Data in this exercise start
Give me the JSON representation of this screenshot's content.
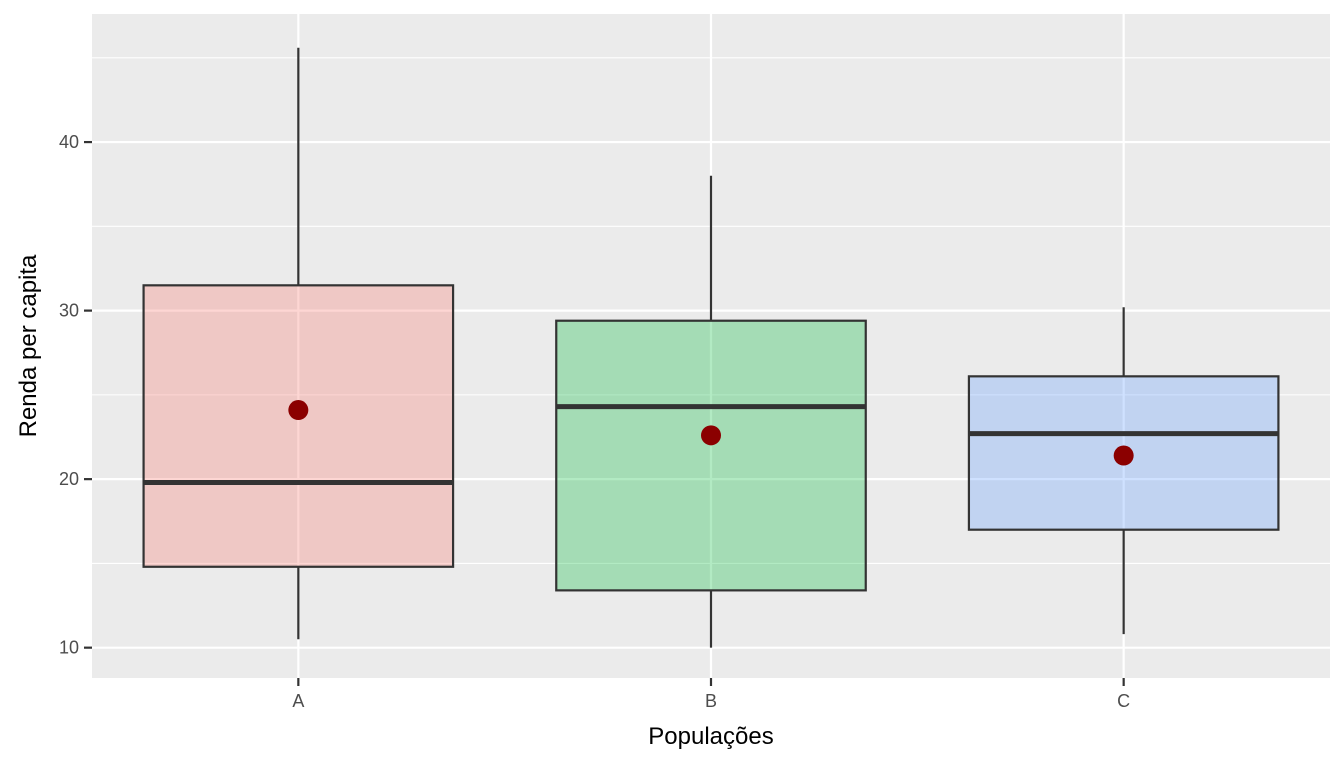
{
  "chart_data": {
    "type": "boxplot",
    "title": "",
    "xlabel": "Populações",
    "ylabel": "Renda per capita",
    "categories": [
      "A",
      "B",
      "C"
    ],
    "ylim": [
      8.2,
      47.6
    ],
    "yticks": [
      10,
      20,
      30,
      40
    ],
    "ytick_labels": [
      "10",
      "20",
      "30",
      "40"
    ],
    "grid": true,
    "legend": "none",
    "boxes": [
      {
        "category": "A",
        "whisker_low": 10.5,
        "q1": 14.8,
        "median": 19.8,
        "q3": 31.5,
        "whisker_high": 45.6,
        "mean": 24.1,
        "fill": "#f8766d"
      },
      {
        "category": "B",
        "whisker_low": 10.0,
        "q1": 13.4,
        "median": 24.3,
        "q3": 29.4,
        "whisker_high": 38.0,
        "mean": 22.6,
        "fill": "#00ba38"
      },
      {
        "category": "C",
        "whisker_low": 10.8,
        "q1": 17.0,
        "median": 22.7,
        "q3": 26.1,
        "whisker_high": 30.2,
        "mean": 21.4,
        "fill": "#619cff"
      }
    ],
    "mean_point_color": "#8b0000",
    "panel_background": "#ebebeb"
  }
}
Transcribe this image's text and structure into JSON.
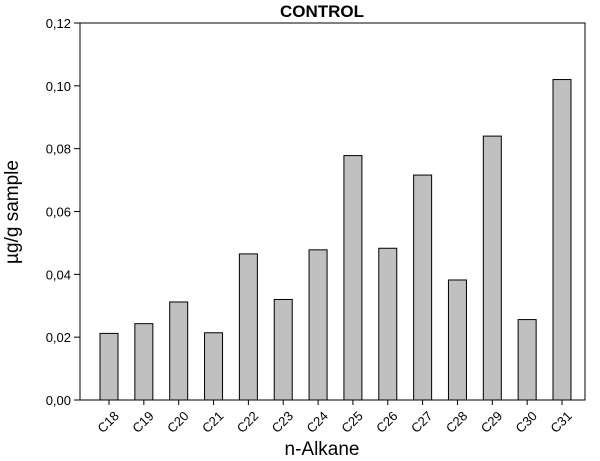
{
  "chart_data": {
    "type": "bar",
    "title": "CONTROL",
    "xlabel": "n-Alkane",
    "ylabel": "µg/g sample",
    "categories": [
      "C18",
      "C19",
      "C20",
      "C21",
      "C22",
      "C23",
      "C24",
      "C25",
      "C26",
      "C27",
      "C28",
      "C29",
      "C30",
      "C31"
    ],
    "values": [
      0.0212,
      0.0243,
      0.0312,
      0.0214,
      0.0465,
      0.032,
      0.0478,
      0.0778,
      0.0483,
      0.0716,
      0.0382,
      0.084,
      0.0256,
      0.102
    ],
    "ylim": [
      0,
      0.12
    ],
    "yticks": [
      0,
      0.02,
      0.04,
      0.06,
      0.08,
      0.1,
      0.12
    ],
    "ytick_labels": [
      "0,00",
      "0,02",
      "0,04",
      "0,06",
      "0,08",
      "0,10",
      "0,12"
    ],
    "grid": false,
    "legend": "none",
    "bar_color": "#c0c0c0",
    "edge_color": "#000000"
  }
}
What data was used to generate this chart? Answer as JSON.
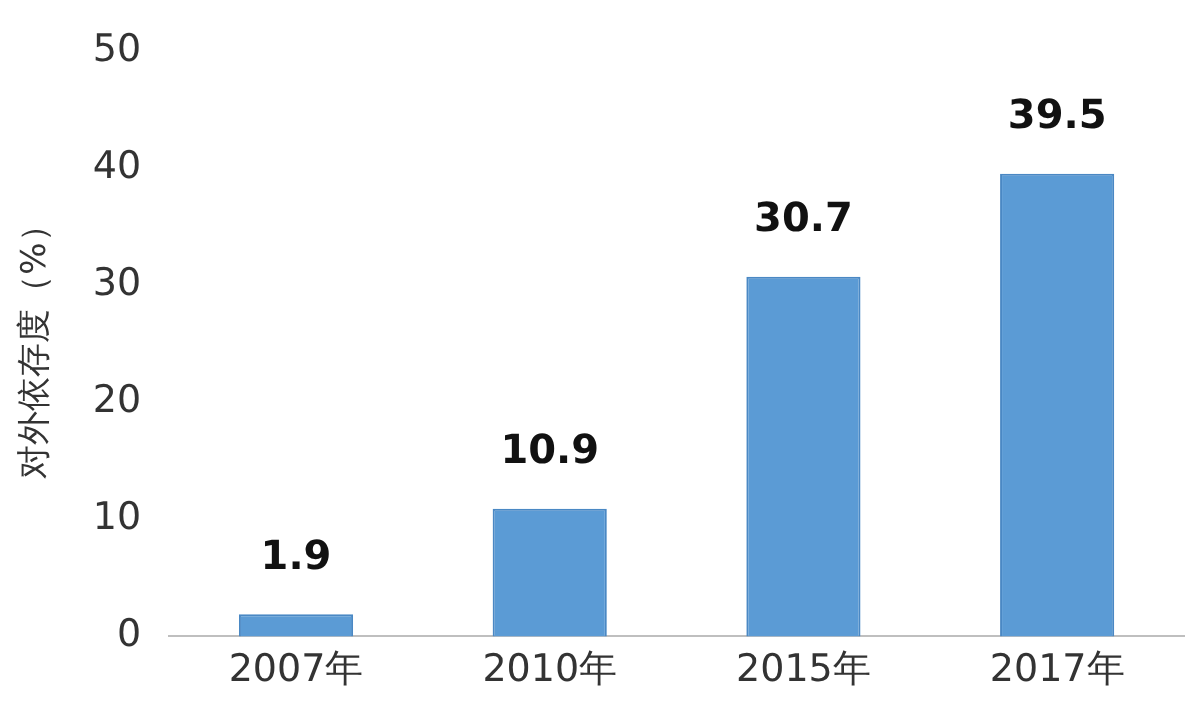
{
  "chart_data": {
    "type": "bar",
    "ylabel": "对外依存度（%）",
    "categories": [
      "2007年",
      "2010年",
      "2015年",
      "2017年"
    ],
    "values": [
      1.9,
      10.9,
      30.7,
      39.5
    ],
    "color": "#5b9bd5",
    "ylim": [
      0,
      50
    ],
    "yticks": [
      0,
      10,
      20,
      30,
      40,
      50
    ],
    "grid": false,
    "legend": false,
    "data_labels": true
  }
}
Data in this exercise end
Data in this exercise start
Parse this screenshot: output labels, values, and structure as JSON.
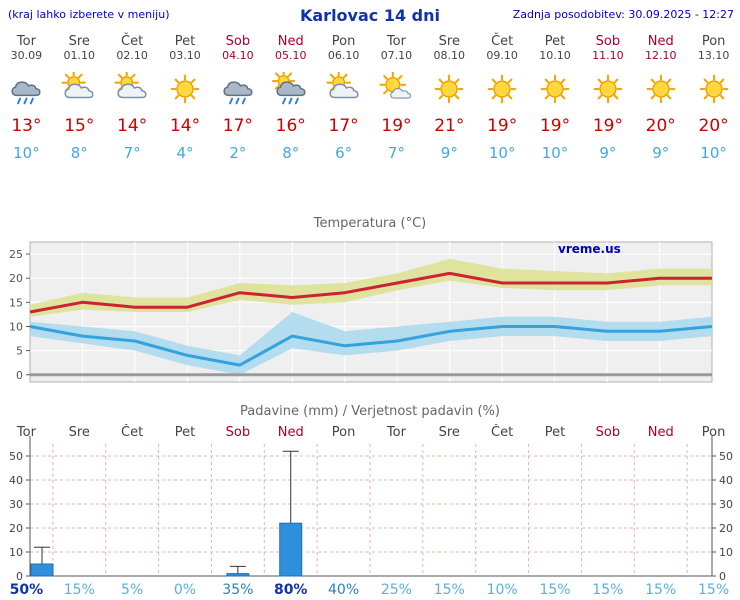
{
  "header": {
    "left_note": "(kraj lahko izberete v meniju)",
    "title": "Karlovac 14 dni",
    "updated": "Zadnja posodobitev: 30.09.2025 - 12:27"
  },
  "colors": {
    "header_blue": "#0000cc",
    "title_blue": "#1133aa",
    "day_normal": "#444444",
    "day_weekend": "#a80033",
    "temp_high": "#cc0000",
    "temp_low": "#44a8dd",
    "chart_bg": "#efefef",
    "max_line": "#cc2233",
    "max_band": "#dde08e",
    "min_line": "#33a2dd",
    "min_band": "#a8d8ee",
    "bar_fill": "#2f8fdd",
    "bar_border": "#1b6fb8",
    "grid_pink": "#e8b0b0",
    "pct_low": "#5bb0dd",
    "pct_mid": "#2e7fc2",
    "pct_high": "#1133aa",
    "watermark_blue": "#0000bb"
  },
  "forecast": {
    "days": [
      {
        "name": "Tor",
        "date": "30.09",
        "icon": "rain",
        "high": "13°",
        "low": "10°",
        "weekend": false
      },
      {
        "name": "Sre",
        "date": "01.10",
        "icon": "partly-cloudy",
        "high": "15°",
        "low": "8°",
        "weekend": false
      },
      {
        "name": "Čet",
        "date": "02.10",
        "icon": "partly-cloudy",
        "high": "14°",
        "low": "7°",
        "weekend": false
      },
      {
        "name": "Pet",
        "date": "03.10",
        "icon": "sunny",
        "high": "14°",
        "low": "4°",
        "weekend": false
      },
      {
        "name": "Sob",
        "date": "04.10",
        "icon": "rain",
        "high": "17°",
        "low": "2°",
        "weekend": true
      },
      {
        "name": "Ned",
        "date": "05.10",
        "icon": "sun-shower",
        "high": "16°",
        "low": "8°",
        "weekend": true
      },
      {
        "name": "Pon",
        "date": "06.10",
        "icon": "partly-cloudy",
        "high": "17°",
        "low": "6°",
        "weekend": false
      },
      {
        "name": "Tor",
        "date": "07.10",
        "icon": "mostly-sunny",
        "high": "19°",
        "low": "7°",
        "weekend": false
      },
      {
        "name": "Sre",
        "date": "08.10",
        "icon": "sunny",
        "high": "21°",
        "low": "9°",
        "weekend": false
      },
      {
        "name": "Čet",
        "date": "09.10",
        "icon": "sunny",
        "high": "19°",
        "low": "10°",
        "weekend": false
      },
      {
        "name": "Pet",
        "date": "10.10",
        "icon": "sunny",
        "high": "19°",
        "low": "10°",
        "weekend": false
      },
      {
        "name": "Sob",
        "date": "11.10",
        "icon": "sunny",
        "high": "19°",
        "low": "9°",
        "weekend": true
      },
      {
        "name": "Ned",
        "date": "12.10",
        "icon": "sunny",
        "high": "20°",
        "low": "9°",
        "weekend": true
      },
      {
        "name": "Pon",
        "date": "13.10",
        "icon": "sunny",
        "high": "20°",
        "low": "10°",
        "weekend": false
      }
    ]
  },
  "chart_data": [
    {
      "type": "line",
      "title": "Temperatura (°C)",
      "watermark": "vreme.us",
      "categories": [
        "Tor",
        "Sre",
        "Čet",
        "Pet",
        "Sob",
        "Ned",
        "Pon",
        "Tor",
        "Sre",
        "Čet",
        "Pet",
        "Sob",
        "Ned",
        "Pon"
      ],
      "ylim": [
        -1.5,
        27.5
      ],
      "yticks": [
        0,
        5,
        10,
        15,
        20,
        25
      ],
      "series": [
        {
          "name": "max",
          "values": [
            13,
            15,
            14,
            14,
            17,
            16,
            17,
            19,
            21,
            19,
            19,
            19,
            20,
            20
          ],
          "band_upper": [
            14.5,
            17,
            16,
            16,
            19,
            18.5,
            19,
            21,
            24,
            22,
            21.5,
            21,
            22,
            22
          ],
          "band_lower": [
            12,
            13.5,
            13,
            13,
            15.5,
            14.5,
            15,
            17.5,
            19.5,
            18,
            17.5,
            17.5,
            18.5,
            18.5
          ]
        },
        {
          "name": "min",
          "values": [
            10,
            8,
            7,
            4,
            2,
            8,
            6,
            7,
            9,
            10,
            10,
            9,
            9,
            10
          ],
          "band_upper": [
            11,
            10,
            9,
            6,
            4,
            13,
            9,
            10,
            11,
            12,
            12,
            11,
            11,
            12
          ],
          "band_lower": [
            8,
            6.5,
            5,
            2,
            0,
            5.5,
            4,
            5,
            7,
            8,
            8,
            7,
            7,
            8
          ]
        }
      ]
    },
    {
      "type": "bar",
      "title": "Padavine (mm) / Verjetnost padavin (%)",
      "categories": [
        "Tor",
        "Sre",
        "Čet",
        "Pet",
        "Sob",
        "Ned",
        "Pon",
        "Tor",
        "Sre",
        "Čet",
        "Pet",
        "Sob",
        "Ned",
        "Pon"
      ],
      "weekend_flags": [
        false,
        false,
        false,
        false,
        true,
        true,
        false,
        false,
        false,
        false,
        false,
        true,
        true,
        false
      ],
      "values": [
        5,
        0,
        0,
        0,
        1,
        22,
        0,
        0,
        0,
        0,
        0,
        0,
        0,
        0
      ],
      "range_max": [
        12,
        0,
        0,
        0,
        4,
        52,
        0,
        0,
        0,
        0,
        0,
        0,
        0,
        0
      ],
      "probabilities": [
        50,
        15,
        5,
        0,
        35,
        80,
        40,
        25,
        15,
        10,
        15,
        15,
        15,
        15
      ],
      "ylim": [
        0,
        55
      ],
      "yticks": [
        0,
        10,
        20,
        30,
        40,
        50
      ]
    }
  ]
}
Data in this exercise end
Data in this exercise start
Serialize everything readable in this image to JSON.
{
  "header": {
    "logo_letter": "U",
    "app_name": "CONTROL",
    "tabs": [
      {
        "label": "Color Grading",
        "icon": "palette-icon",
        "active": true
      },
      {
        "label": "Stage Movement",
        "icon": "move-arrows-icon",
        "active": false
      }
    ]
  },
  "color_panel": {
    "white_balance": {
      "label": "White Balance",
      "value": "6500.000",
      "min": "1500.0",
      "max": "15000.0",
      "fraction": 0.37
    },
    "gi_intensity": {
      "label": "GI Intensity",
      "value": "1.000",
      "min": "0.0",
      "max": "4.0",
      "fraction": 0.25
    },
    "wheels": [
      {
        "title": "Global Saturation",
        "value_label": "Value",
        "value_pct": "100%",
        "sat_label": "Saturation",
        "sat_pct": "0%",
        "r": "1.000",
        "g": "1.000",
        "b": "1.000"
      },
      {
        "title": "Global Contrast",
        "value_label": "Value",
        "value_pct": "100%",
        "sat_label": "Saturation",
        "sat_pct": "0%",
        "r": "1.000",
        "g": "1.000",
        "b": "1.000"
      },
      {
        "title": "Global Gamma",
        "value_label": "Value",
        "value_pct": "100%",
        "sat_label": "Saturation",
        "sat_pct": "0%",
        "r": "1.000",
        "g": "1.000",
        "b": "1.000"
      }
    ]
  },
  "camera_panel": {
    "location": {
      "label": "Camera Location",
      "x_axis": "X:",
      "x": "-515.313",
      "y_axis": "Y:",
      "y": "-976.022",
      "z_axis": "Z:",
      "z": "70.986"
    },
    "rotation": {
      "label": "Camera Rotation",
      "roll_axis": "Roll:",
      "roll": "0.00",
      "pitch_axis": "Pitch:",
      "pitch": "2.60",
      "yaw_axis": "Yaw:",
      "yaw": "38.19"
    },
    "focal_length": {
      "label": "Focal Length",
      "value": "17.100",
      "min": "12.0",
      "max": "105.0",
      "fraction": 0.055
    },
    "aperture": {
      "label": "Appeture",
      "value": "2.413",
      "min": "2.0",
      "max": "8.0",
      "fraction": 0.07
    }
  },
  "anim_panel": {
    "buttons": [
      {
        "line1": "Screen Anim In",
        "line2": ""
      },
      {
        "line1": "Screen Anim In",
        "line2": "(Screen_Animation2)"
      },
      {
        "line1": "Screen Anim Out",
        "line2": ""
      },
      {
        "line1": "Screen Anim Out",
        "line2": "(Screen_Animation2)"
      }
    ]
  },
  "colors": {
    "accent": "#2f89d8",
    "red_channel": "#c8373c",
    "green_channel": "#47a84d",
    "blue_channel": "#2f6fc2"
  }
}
Data in this exercise end
Do this: State the number of lines in the preceding entries that include the word "screenshot". Provide nothing else.

Correct answer: 2